▶ [Required work]: The entries below are to be repeated exactly as they stand.

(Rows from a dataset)
────────

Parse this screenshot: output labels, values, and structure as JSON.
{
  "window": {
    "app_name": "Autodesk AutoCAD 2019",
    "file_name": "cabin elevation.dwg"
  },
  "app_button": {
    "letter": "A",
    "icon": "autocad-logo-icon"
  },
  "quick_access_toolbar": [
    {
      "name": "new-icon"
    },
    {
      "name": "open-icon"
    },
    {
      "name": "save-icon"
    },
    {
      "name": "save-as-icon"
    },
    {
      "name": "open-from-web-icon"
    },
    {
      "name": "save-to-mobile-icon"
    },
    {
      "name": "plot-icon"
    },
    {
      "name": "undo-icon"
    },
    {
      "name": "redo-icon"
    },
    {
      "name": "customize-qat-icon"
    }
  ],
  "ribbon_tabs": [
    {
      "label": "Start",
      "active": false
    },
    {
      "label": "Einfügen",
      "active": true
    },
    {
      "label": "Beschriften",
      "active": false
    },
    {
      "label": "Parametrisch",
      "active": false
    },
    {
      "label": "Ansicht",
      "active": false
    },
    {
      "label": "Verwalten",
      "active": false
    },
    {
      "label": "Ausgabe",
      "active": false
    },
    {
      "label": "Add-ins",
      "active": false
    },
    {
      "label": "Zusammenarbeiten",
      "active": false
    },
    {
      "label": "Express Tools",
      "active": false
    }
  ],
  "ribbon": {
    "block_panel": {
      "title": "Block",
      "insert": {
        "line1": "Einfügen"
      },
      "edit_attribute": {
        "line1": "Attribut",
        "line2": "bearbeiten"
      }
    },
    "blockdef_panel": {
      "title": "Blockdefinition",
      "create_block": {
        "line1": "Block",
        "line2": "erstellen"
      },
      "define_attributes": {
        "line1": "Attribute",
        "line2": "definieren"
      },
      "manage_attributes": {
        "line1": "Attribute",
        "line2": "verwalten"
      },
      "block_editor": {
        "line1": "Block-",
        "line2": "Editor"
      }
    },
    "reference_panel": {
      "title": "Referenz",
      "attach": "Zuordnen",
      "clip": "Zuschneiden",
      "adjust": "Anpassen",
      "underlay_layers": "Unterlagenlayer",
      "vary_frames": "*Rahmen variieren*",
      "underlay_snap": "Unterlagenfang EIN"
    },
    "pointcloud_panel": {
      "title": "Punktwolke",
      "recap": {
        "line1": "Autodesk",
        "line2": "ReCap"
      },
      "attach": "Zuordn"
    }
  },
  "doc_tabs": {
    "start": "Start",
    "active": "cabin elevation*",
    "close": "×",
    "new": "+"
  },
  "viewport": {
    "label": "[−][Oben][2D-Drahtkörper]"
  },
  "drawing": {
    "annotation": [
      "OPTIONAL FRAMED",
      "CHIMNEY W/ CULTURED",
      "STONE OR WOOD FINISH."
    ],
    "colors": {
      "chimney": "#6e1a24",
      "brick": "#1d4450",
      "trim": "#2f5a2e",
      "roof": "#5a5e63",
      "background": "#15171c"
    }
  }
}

────────

▶ [Solution for this exercise]:
Parse this screenshot: output labels, values, and structure as JSON.
{
  "window": {
    "app_name": "Autodesk AutoCAD 2019",
    "file_name": "cabin elevation.dwg"
  },
  "app_button": {
    "letter": "A",
    "icon": "autocad-logo-icon"
  },
  "quick_access_toolbar": [
    {
      "name": "new-icon"
    },
    {
      "name": "open-icon"
    },
    {
      "name": "save-icon"
    },
    {
      "name": "save-as-icon"
    },
    {
      "name": "open-from-web-icon"
    },
    {
      "name": "save-to-mobile-icon"
    },
    {
      "name": "plot-icon"
    },
    {
      "name": "undo-icon"
    },
    {
      "name": "redo-icon"
    },
    {
      "name": "customize-qat-icon"
    }
  ],
  "ribbon_tabs": [
    {
      "label": "Start",
      "active": false
    },
    {
      "label": "Einfügen",
      "active": true
    },
    {
      "label": "Beschriften",
      "active": false
    },
    {
      "label": "Parametrisch",
      "active": false
    },
    {
      "label": "Ansicht",
      "active": false
    },
    {
      "label": "Verwalten",
      "active": false
    },
    {
      "label": "Ausgabe",
      "active": false
    },
    {
      "label": "Add-ins",
      "active": false
    },
    {
      "label": "Zusammenarbeiten",
      "active": false
    },
    {
      "label": "Express Tools",
      "active": false
    }
  ],
  "ribbon": {
    "block_panel": {
      "title": "Block",
      "insert": {
        "line1": "Einfügen"
      },
      "edit_attribute": {
        "line1": "Attribut",
        "line2": "bearbeiten"
      }
    },
    "blockdef_panel": {
      "title": "Blockdefinition",
      "create_block": {
        "line1": "Block",
        "line2": "erstellen"
      },
      "define_attributes": {
        "line1": "Attribute",
        "line2": "definieren"
      },
      "manage_attributes": {
        "line1": "Attribute",
        "line2": "verwalten"
      },
      "block_editor": {
        "line1": "Block-",
        "line2": "Editor"
      }
    },
    "reference_panel": {
      "title": "Referenz",
      "attach": "Zuordnen",
      "clip": "Zuschneiden",
      "adjust": "Anpassen",
      "underlay_layers": "Unterlagenlayer",
      "vary_frames": "*Rahmen variieren*",
      "underlay_snap": "Unterlagenfang EIN"
    },
    "pointcloud_panel": {
      "title": "Punktwolke",
      "recap": {
        "line1": "Autodesk",
        "line2": "ReCap"
      },
      "attach": "Zuordn"
    }
  },
  "doc_tabs": {
    "start": "Start",
    "active": "cabin elevation*",
    "close": "×",
    "new": "+"
  },
  "viewport": {
    "label": "[−][Oben][2D-Drahtkörper]"
  },
  "drawing": {
    "annotation": [
      "OPTIONAL FRAMED",
      "CHIMNEY W/ CULTURED",
      "STONE OR WOOD FINISH."
    ],
    "colors": {
      "chimney": "#6e1a24",
      "brick": "#1d4450",
      "trim": "#2f5a2e",
      "roof": "#5a5e63",
      "background": "#15171c"
    }
  }
}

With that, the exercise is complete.